── Entries ──

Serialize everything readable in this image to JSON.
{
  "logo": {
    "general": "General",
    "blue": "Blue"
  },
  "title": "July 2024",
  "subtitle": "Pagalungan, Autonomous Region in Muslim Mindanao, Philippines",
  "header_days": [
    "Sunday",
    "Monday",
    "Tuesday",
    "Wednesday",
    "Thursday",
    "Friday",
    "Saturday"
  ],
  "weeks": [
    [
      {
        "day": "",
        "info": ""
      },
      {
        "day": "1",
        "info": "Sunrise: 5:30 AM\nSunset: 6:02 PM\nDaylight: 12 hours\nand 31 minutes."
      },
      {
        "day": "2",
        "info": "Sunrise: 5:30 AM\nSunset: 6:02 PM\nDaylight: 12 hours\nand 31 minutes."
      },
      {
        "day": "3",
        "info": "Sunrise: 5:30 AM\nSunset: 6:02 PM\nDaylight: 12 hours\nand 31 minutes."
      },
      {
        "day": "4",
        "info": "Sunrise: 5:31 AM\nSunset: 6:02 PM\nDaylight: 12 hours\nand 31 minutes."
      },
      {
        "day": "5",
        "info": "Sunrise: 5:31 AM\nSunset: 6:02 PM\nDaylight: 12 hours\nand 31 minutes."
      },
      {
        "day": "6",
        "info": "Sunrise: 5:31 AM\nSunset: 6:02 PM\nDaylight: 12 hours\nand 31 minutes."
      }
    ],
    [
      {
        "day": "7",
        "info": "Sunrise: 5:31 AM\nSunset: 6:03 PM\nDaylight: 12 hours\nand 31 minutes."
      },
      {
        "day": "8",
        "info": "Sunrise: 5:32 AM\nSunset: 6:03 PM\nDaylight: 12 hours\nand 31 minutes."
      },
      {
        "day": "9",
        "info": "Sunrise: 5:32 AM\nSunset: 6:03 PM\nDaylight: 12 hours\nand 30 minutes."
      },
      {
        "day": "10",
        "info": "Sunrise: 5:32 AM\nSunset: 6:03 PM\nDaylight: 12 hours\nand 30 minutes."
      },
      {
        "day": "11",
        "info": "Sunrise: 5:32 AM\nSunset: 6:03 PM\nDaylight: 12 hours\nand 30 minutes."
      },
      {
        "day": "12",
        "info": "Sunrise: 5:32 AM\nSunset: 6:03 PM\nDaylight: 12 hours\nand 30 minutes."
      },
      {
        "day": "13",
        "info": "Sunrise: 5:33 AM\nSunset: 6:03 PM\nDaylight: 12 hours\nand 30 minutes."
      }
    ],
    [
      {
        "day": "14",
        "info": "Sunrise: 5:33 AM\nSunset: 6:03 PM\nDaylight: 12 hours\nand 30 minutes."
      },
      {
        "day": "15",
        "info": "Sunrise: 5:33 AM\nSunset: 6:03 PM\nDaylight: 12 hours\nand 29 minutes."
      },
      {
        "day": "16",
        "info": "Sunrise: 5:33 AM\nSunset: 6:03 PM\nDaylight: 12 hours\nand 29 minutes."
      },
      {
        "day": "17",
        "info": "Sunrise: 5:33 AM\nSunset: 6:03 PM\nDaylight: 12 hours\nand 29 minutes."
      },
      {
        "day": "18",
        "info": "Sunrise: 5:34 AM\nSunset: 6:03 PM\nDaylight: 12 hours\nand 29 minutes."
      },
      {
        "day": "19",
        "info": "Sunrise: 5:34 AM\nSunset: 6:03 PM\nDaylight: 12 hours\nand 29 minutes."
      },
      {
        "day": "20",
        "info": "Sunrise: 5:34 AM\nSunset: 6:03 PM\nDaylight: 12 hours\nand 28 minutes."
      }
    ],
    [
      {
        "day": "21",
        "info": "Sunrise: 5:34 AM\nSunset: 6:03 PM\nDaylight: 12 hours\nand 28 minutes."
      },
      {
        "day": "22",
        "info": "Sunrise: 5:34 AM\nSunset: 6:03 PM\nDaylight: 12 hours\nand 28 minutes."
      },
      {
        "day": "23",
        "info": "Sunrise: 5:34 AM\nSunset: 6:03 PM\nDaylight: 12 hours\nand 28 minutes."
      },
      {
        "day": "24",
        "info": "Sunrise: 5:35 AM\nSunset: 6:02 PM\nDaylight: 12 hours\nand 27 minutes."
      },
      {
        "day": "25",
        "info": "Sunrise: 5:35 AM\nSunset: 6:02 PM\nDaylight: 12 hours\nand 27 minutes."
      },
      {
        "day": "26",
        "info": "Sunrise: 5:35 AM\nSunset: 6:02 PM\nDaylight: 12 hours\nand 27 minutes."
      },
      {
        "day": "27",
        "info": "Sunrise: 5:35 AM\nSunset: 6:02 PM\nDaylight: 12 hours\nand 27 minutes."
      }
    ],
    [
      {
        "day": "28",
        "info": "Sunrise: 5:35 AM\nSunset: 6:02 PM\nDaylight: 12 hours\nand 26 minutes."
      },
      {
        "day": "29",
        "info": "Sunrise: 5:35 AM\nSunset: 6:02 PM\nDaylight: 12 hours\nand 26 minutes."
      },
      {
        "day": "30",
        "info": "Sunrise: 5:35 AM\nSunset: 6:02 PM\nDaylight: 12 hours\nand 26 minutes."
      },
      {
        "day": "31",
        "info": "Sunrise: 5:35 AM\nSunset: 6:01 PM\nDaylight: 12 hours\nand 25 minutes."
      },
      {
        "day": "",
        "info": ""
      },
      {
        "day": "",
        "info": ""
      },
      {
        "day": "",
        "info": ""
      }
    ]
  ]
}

───

▶ **Set problem**
Provide an exact reproduction of all the entries shown above.

▶ **Answer to the problem**
Serialize everything readable in this image to JSON.
{
  "logo": {
    "general": "General",
    "blue": "Blue"
  },
  "title": "July 2024",
  "subtitle": "Pagalungan, Autonomous Region in Muslim Mindanao, Philippines",
  "header_days": [
    "Sunday",
    "Monday",
    "Tuesday",
    "Wednesday",
    "Thursday",
    "Friday",
    "Saturday"
  ],
  "weeks": [
    [
      {
        "day": "",
        "info": ""
      },
      {
        "day": "1",
        "info": "Sunrise: 5:30 AM\nSunset: 6:02 PM\nDaylight: 12 hours\nand 31 minutes."
      },
      {
        "day": "2",
        "info": "Sunrise: 5:30 AM\nSunset: 6:02 PM\nDaylight: 12 hours\nand 31 minutes."
      },
      {
        "day": "3",
        "info": "Sunrise: 5:30 AM\nSunset: 6:02 PM\nDaylight: 12 hours\nand 31 minutes."
      },
      {
        "day": "4",
        "info": "Sunrise: 5:31 AM\nSunset: 6:02 PM\nDaylight: 12 hours\nand 31 minutes."
      },
      {
        "day": "5",
        "info": "Sunrise: 5:31 AM\nSunset: 6:02 PM\nDaylight: 12 hours\nand 31 minutes."
      },
      {
        "day": "6",
        "info": "Sunrise: 5:31 AM\nSunset: 6:02 PM\nDaylight: 12 hours\nand 31 minutes."
      }
    ],
    [
      {
        "day": "7",
        "info": "Sunrise: 5:31 AM\nSunset: 6:03 PM\nDaylight: 12 hours\nand 31 minutes."
      },
      {
        "day": "8",
        "info": "Sunrise: 5:32 AM\nSunset: 6:03 PM\nDaylight: 12 hours\nand 31 minutes."
      },
      {
        "day": "9",
        "info": "Sunrise: 5:32 AM\nSunset: 6:03 PM\nDaylight: 12 hours\nand 30 minutes."
      },
      {
        "day": "10",
        "info": "Sunrise: 5:32 AM\nSunset: 6:03 PM\nDaylight: 12 hours\nand 30 minutes."
      },
      {
        "day": "11",
        "info": "Sunrise: 5:32 AM\nSunset: 6:03 PM\nDaylight: 12 hours\nand 30 minutes."
      },
      {
        "day": "12",
        "info": "Sunrise: 5:32 AM\nSunset: 6:03 PM\nDaylight: 12 hours\nand 30 minutes."
      },
      {
        "day": "13",
        "info": "Sunrise: 5:33 AM\nSunset: 6:03 PM\nDaylight: 12 hours\nand 30 minutes."
      }
    ],
    [
      {
        "day": "14",
        "info": "Sunrise: 5:33 AM\nSunset: 6:03 PM\nDaylight: 12 hours\nand 30 minutes."
      },
      {
        "day": "15",
        "info": "Sunrise: 5:33 AM\nSunset: 6:03 PM\nDaylight: 12 hours\nand 29 minutes."
      },
      {
        "day": "16",
        "info": "Sunrise: 5:33 AM\nSunset: 6:03 PM\nDaylight: 12 hours\nand 29 minutes."
      },
      {
        "day": "17",
        "info": "Sunrise: 5:33 AM\nSunset: 6:03 PM\nDaylight: 12 hours\nand 29 minutes."
      },
      {
        "day": "18",
        "info": "Sunrise: 5:34 AM\nSunset: 6:03 PM\nDaylight: 12 hours\nand 29 minutes."
      },
      {
        "day": "19",
        "info": "Sunrise: 5:34 AM\nSunset: 6:03 PM\nDaylight: 12 hours\nand 29 minutes."
      },
      {
        "day": "20",
        "info": "Sunrise: 5:34 AM\nSunset: 6:03 PM\nDaylight: 12 hours\nand 28 minutes."
      }
    ],
    [
      {
        "day": "21",
        "info": "Sunrise: 5:34 AM\nSunset: 6:03 PM\nDaylight: 12 hours\nand 28 minutes."
      },
      {
        "day": "22",
        "info": "Sunrise: 5:34 AM\nSunset: 6:03 PM\nDaylight: 12 hours\nand 28 minutes."
      },
      {
        "day": "23",
        "info": "Sunrise: 5:34 AM\nSunset: 6:03 PM\nDaylight: 12 hours\nand 28 minutes."
      },
      {
        "day": "24",
        "info": "Sunrise: 5:35 AM\nSunset: 6:02 PM\nDaylight: 12 hours\nand 27 minutes."
      },
      {
        "day": "25",
        "info": "Sunrise: 5:35 AM\nSunset: 6:02 PM\nDaylight: 12 hours\nand 27 minutes."
      },
      {
        "day": "26",
        "info": "Sunrise: 5:35 AM\nSunset: 6:02 PM\nDaylight: 12 hours\nand 27 minutes."
      },
      {
        "day": "27",
        "info": "Sunrise: 5:35 AM\nSunset: 6:02 PM\nDaylight: 12 hours\nand 27 minutes."
      }
    ],
    [
      {
        "day": "28",
        "info": "Sunrise: 5:35 AM\nSunset: 6:02 PM\nDaylight: 12 hours\nand 26 minutes."
      },
      {
        "day": "29",
        "info": "Sunrise: 5:35 AM\nSunset: 6:02 PM\nDaylight: 12 hours\nand 26 minutes."
      },
      {
        "day": "30",
        "info": "Sunrise: 5:35 AM\nSunset: 6:02 PM\nDaylight: 12 hours\nand 26 minutes."
      },
      {
        "day": "31",
        "info": "Sunrise: 5:35 AM\nSunset: 6:01 PM\nDaylight: 12 hours\nand 25 minutes."
      },
      {
        "day": "",
        "info": ""
      },
      {
        "day": "",
        "info": ""
      },
      {
        "day": "",
        "info": ""
      }
    ]
  ]
}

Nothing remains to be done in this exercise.